## REQUIRED TASK
Compile every line that includes the word "games".

## RECORDS SHOWN
** START **
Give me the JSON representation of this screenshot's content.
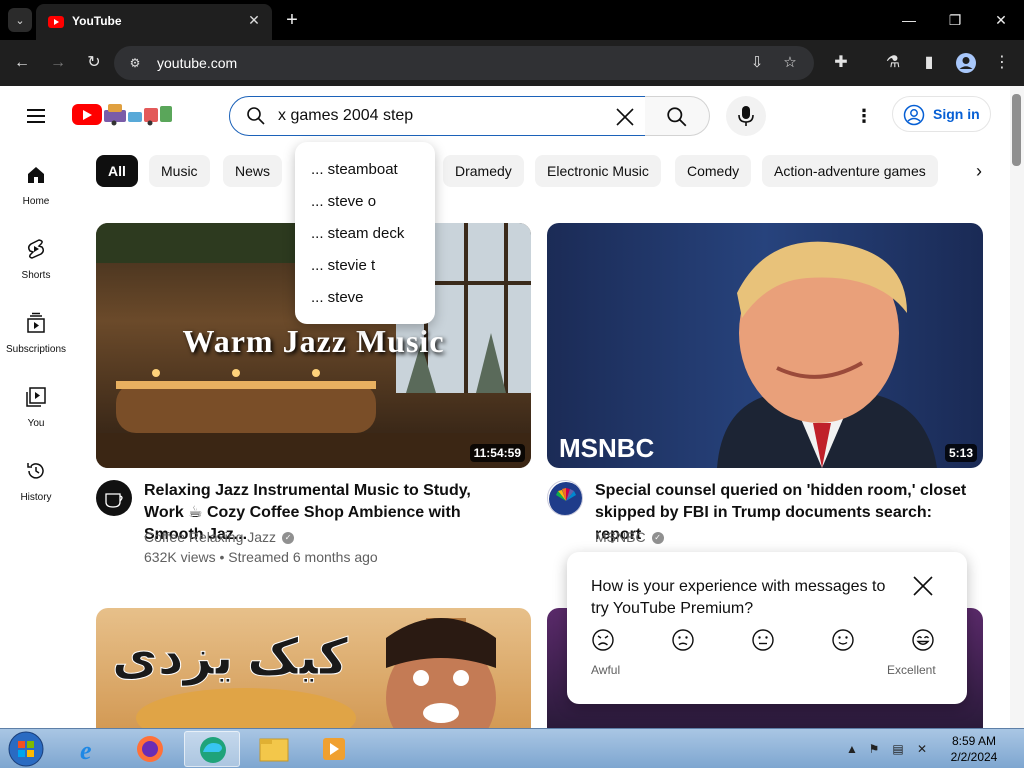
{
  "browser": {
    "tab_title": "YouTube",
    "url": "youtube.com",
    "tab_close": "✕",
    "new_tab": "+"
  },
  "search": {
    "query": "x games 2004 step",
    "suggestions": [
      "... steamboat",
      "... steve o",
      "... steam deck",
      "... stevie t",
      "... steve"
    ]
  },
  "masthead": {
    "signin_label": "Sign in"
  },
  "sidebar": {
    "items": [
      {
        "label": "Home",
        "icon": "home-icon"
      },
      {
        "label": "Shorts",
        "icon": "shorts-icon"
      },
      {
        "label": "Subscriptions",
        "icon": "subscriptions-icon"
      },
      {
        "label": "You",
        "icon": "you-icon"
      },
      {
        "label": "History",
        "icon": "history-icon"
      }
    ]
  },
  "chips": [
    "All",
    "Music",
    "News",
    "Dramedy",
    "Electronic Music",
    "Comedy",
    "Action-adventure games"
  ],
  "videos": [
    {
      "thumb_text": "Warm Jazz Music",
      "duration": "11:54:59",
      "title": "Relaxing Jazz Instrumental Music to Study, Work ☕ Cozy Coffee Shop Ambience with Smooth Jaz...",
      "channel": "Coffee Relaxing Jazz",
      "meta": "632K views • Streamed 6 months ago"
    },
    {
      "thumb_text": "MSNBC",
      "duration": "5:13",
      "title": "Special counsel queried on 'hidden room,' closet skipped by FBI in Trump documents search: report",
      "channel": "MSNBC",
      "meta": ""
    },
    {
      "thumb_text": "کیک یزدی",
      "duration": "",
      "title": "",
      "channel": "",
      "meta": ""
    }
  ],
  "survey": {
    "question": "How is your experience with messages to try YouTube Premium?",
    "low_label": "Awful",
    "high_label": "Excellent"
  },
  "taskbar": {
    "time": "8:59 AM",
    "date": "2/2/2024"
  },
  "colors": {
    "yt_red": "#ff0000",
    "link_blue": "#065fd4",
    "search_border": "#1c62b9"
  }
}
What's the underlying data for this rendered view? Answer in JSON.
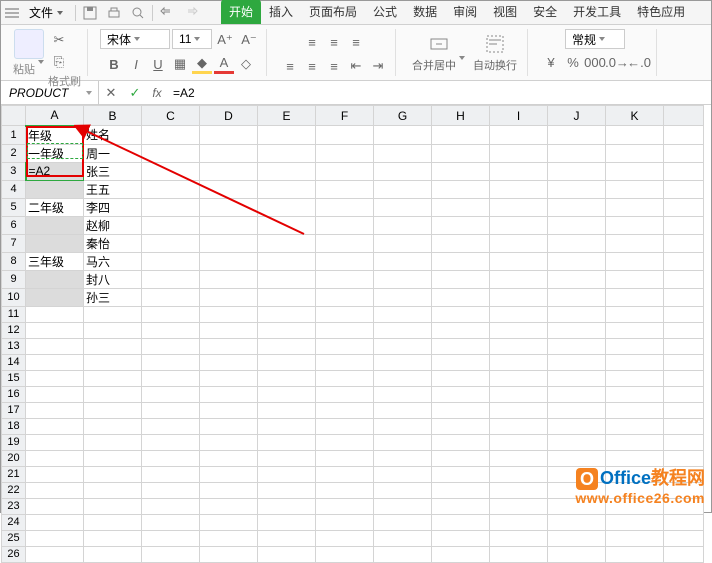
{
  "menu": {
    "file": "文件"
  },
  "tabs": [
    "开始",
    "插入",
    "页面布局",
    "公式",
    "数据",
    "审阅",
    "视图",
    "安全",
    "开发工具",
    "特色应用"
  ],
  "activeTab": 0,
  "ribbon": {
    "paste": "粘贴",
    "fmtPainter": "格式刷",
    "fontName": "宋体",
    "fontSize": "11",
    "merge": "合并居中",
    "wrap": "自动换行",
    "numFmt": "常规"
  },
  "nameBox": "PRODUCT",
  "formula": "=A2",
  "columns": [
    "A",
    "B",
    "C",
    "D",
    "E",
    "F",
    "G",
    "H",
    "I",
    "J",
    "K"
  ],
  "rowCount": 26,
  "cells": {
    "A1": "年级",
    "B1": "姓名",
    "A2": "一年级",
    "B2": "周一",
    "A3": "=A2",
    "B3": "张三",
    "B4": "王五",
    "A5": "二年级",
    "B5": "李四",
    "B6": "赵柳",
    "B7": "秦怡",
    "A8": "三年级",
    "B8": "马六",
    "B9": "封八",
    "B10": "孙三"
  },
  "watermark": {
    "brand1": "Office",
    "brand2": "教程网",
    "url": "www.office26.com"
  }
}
** END **
## RESULT
    "query": "x games 2004 step",
    "Action-adventure games"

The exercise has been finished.